Records from a data source

....................

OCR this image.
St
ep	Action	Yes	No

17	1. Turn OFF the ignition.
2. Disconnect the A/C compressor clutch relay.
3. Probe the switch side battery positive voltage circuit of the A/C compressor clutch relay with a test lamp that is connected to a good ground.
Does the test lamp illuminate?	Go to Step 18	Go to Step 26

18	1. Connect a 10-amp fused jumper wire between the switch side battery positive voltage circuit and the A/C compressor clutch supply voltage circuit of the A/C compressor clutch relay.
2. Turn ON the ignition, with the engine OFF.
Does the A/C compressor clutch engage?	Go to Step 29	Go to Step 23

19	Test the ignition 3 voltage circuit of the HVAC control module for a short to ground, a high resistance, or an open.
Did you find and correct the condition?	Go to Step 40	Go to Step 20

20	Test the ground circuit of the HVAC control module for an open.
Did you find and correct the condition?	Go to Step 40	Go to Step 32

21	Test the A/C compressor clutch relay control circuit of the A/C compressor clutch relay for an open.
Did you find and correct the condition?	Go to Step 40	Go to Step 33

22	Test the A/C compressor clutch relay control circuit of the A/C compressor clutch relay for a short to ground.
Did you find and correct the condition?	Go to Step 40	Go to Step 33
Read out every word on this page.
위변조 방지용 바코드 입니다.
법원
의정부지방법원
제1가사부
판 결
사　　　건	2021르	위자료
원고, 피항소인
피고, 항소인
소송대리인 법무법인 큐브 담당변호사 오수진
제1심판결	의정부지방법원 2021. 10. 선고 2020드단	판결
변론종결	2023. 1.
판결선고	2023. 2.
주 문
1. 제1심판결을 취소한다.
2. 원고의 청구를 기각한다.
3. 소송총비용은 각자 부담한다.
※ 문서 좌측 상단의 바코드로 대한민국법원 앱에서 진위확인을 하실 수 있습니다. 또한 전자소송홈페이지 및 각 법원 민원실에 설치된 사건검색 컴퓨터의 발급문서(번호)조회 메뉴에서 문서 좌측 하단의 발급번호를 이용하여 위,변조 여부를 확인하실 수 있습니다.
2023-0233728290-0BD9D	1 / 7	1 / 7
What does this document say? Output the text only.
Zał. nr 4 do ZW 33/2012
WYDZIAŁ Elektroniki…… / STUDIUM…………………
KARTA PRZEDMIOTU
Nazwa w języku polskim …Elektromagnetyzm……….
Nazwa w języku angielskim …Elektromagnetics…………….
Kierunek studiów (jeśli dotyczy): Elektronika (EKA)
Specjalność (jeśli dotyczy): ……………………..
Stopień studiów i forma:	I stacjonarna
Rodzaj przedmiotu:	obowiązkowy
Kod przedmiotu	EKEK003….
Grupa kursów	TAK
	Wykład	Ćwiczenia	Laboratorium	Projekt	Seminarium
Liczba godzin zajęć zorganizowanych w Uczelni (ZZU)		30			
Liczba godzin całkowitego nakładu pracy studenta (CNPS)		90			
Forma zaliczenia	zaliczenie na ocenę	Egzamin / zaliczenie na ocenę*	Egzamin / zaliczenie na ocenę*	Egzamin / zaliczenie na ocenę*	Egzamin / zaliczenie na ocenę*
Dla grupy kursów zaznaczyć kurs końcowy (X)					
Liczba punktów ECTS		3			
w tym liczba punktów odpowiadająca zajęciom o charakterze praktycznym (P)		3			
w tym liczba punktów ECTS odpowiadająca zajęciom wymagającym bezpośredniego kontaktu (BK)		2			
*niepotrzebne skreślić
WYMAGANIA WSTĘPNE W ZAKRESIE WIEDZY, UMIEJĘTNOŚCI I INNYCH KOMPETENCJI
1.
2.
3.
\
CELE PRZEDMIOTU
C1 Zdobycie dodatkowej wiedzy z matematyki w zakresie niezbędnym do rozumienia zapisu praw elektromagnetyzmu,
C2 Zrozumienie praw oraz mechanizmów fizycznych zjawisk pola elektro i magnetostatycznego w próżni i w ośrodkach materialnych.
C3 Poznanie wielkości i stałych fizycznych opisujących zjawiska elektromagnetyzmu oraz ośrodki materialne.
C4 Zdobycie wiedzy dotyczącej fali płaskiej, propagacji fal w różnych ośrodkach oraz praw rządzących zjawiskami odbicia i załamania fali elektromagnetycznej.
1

....................

Where a line in the material above holds "side", copy that line.

__SOLUTION FOR THIS PROBLEM__.
3. Probe the switch side battery positive voltage circuit of the A/C compressor clutch relay with a test lamp that is connected to a good ground.
18	1. Connect a 10-amp fused jumper wire between the switch side battery positive voltage circuit and the A/C compressor clutch supply voltage circuit of the A/C compressor clutch relay.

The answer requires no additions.